= Information shown =

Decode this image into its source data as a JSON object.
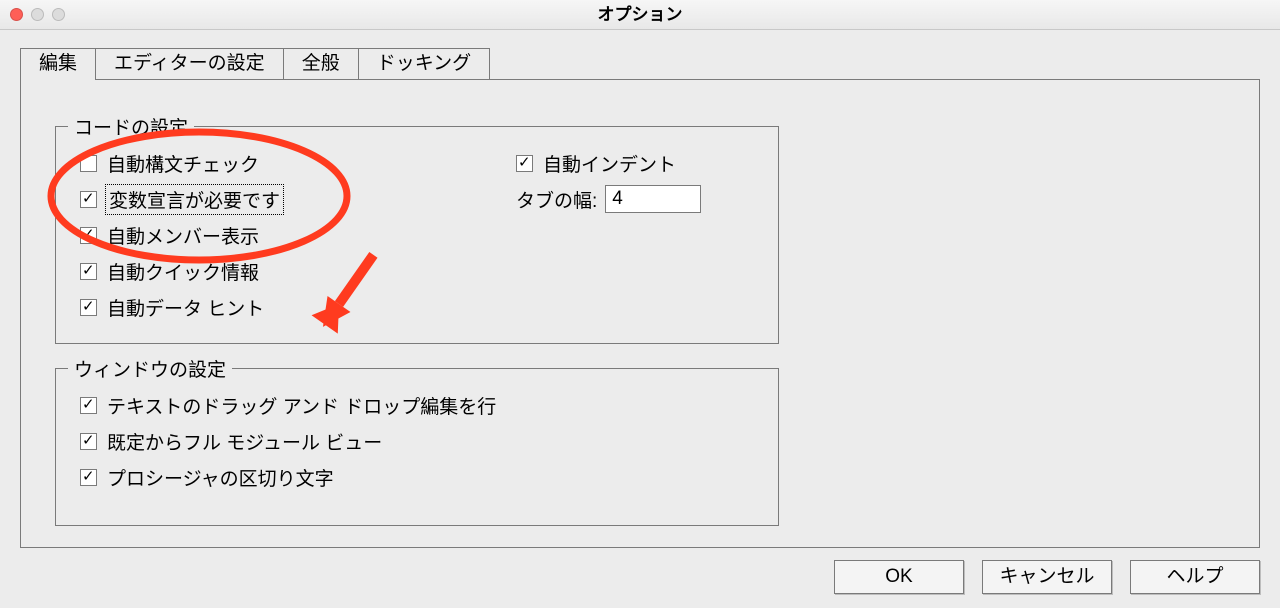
{
  "window": {
    "title": "オプション"
  },
  "tabs": {
    "edit": "編集",
    "editor": "エディターの設定",
    "general": "全般",
    "docking": "ドッキング"
  },
  "code_group": {
    "title": "コードの設定",
    "auto_syntax_check": "自動構文チェック",
    "require_var_decl": "変数宣言が必要です",
    "auto_list_members": "自動メンバー表示",
    "auto_quick_info": "自動クイック情報",
    "auto_data_tips": "自動データ ヒント",
    "auto_indent": "自動インデント",
    "tab_width_label": "タブの幅:",
    "tab_width_value": "4"
  },
  "window_group": {
    "title": "ウィンドウの設定",
    "drag_drop_edit": "テキストのドラッグ アンド ドロップ編集を行",
    "full_module_view": "既定からフル モジュール ビュー",
    "proc_separator": "プロシージャの区切り文字"
  },
  "buttons": {
    "ok": "OK",
    "cancel": "キャンセル",
    "help": "ヘルプ"
  },
  "checked": {
    "auto_syntax_check": false,
    "require_var_decl": true,
    "auto_list_members": true,
    "auto_quick_info": true,
    "auto_data_tips": true,
    "auto_indent": true,
    "drag_drop_edit": true,
    "full_module_view": true,
    "proc_separator": true
  },
  "annotation": {
    "color": "#ff3b1f"
  }
}
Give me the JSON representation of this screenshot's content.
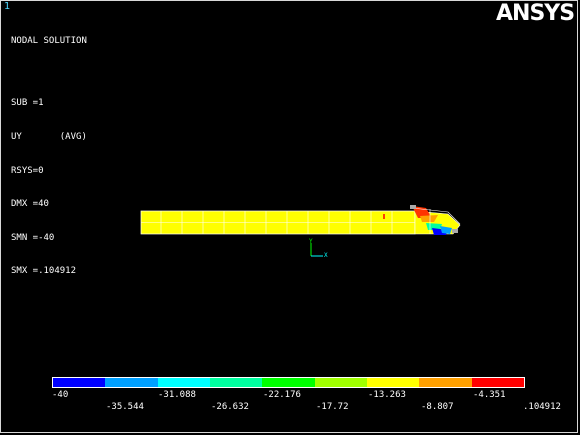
{
  "window_number": "1",
  "info": {
    "line1": "NODAL SOLUTION",
    "line2": "SUB =1",
    "line3": "UY       (AVG)",
    "line4": "RSYS=0",
    "line5": "DMX =40",
    "line6": "SMN =-40",
    "line7": "SMX =.104912"
  },
  "logo": "ANSYS",
  "triad": {
    "y": "Y",
    "x": "X"
  },
  "legend": {
    "colors": [
      "#0000ff",
      "#00a0ff",
      "#00ffff",
      "#00ffa0",
      "#00ff00",
      "#a0ff00",
      "#ffff00",
      "#ffa000",
      "#ff0000"
    ],
    "top_labels": [
      "-40",
      "-31.088",
      "-22.176",
      "-13.263",
      "-4.351"
    ],
    "bottom_labels": [
      "-35.544",
      "-26.632",
      "-17.72",
      "-8.807",
      ".104912"
    ]
  }
}
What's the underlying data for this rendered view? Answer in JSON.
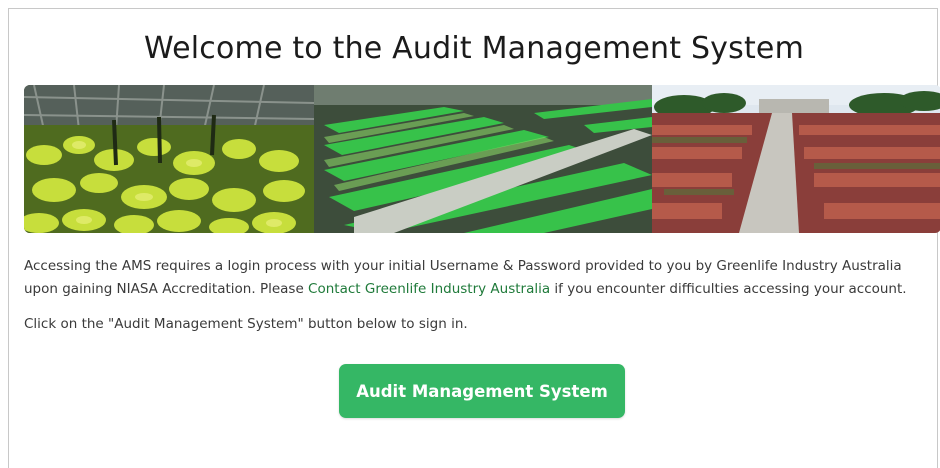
{
  "page": {
    "title": "Welcome to the Audit Management System"
  },
  "intro": {
    "text_before_link": "Accessing the AMS requires a login process with your initial Username & Password provided to you by Greenlife Industry Australia upon gaining NIASA Accreditation. Please ",
    "link_label": "Contact Greenlife Industry Australia",
    "text_after_link": " if you encounter difficulties accessing your account."
  },
  "instruction": {
    "text": "Click on the \"Audit Management System\" button below to sign in."
  },
  "cta": {
    "label": "Audit Management System"
  },
  "colors": {
    "button": "#35b765",
    "link": "#1f7a3a",
    "title": "#1b1b1b"
  }
}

= Task directions =
Give the number of lines above in which the word "your" occurs, with nothing else.

= Answer to this problem =
2